Instructions for the task:
Read the listing below and copy out every line that holds "Соня".

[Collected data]
%%

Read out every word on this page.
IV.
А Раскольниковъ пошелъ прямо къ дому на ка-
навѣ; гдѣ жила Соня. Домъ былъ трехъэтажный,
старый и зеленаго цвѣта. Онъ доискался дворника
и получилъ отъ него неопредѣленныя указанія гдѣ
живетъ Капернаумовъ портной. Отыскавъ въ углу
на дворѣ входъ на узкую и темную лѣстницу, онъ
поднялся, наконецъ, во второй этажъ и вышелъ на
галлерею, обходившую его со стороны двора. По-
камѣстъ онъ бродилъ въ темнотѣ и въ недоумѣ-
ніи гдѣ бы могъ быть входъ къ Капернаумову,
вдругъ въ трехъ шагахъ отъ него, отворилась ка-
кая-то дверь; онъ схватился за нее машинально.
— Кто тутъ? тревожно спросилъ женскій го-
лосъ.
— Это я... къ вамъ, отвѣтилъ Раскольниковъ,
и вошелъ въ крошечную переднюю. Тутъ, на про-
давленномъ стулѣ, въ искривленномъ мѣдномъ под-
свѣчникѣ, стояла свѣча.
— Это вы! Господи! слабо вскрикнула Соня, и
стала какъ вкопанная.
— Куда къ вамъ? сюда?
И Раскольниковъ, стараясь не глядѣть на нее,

%%
%%

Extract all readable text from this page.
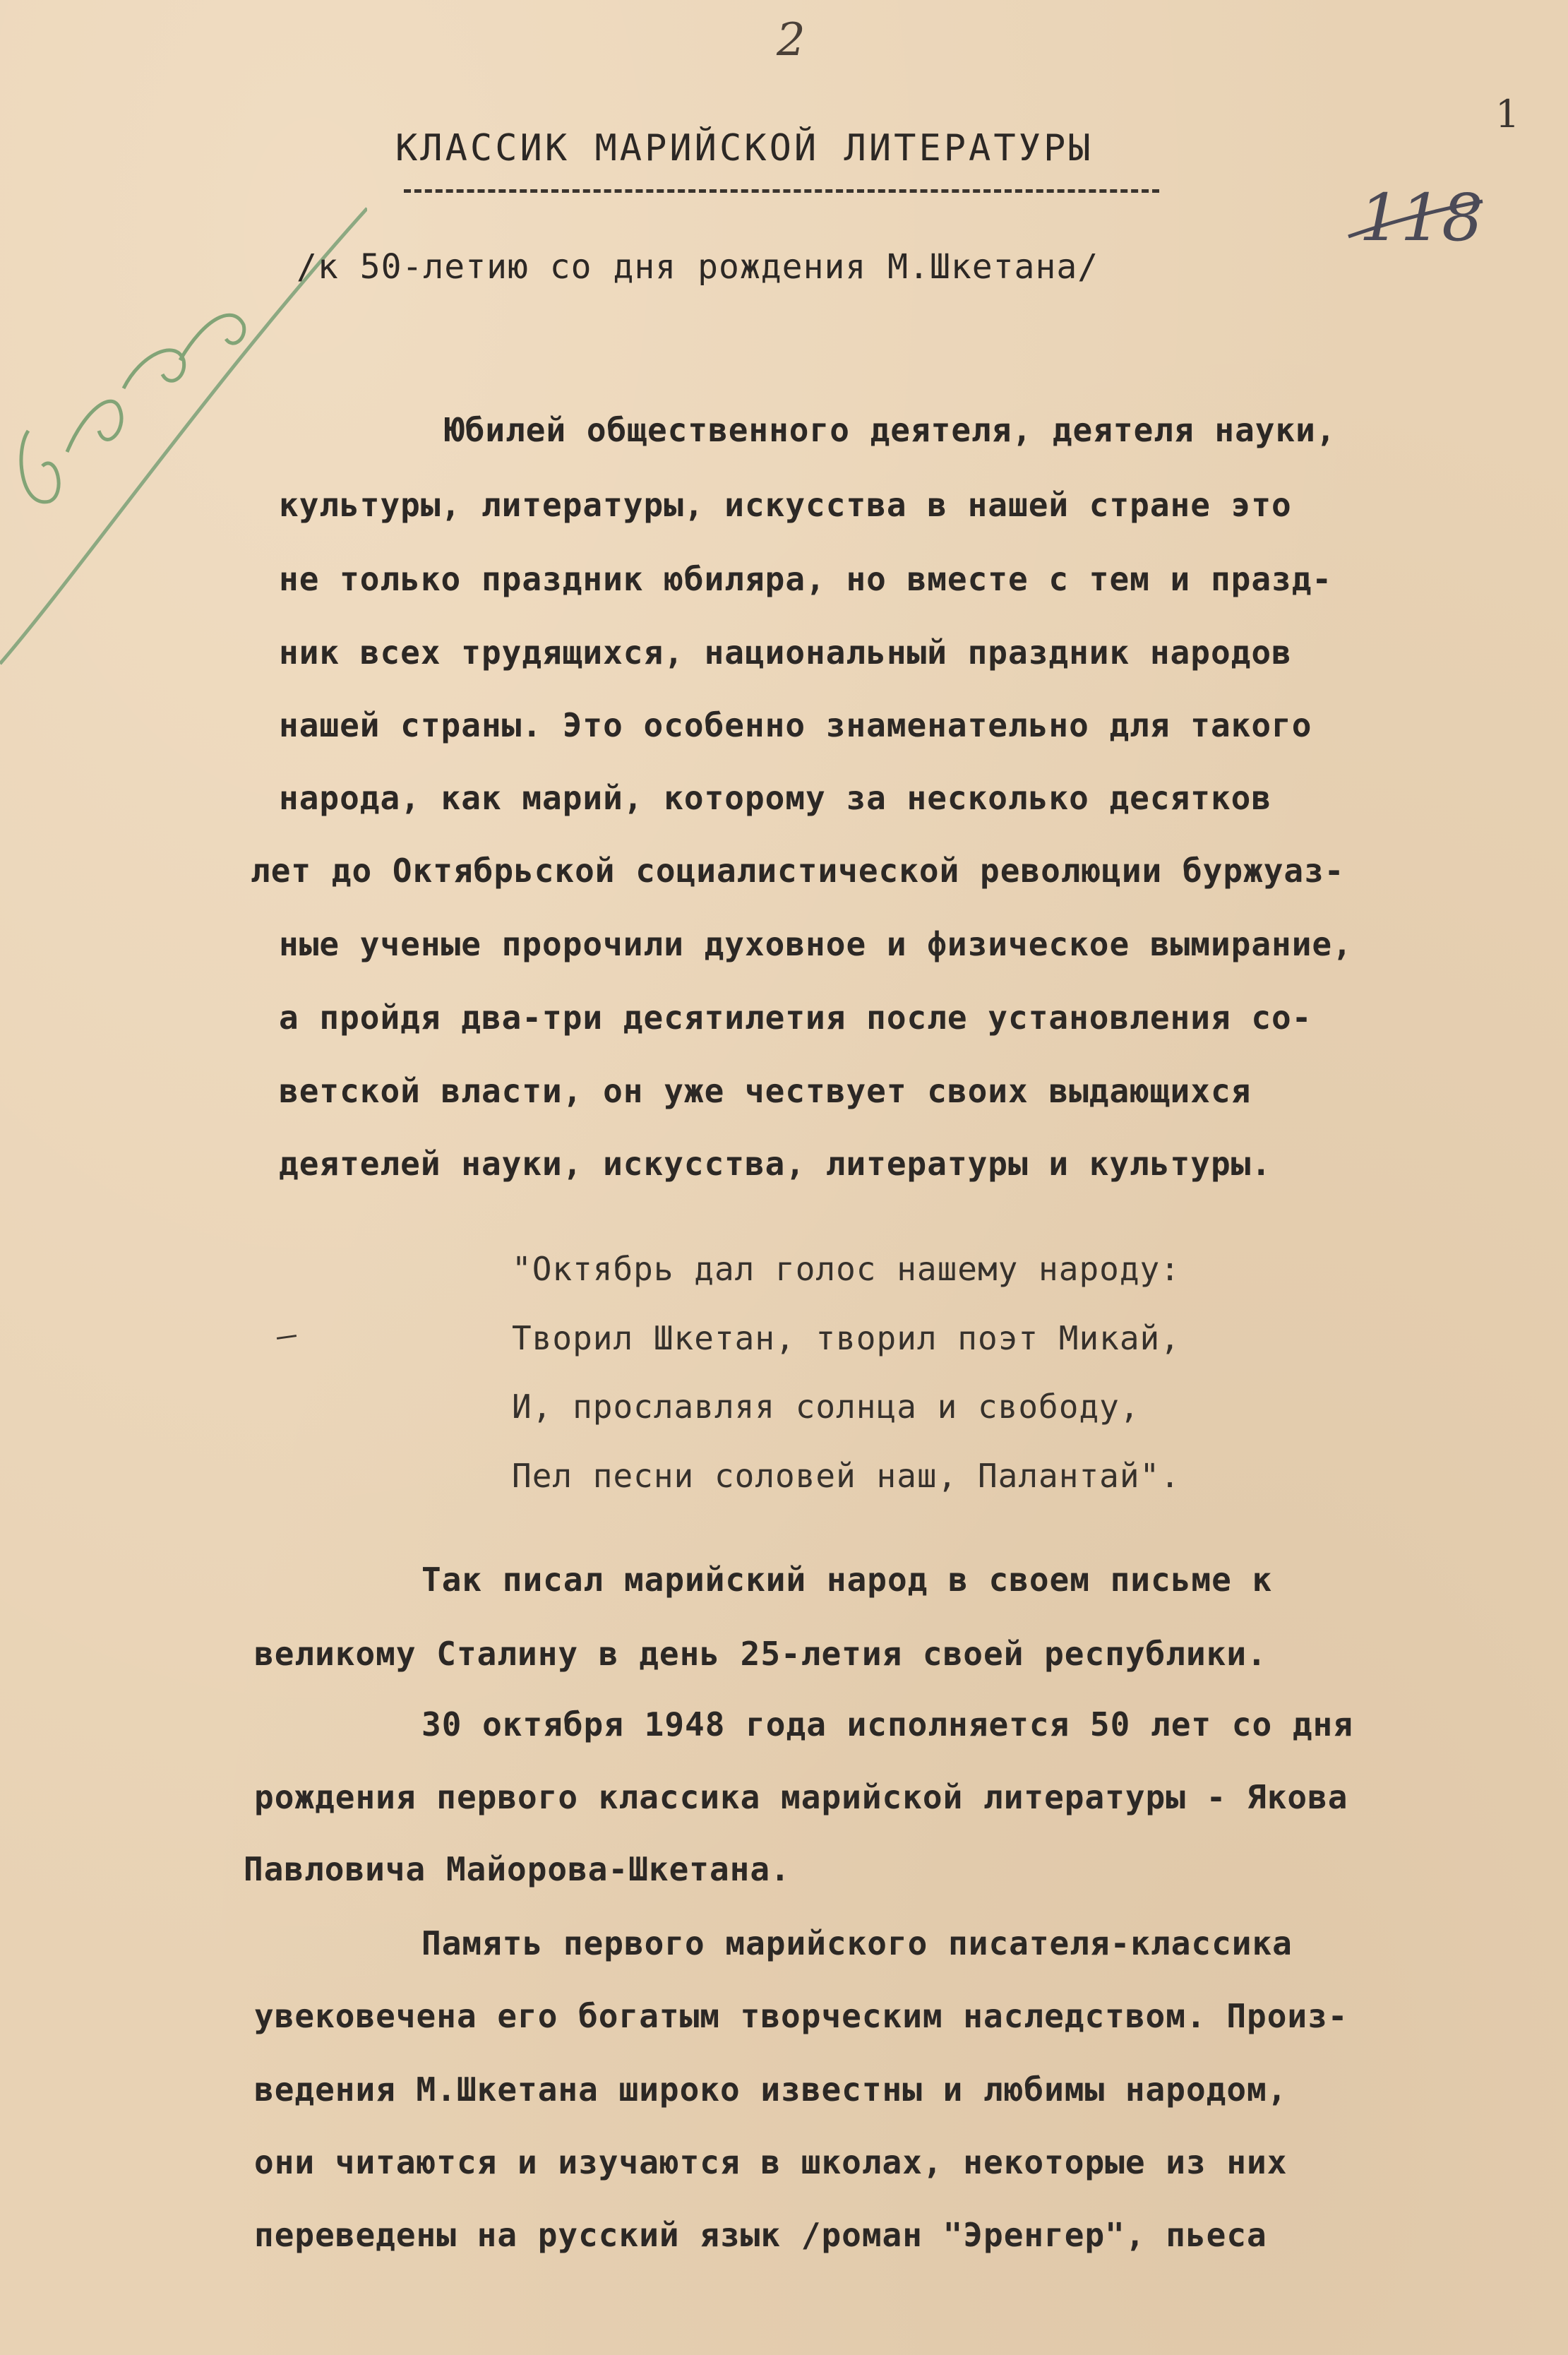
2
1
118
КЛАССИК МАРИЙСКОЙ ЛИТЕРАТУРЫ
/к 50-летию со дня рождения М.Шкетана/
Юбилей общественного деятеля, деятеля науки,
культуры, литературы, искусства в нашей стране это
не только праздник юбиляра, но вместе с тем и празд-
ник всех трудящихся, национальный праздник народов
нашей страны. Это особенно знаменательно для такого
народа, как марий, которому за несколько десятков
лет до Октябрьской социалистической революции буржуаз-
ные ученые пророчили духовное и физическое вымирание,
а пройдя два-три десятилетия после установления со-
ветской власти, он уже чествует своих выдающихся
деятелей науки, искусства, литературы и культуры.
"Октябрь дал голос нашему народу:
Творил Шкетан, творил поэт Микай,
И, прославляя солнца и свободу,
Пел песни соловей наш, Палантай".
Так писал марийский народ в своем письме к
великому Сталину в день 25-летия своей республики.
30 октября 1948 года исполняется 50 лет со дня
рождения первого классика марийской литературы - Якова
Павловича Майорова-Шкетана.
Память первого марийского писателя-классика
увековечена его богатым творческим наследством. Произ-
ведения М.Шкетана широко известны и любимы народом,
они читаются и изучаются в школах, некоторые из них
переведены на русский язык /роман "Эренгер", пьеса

%%

Task answer:
навѣ; гдѣ жила Соня. Домъ былъ трехъэтажный,
— Это вы! Господи! слабо вскрикнула Соня, и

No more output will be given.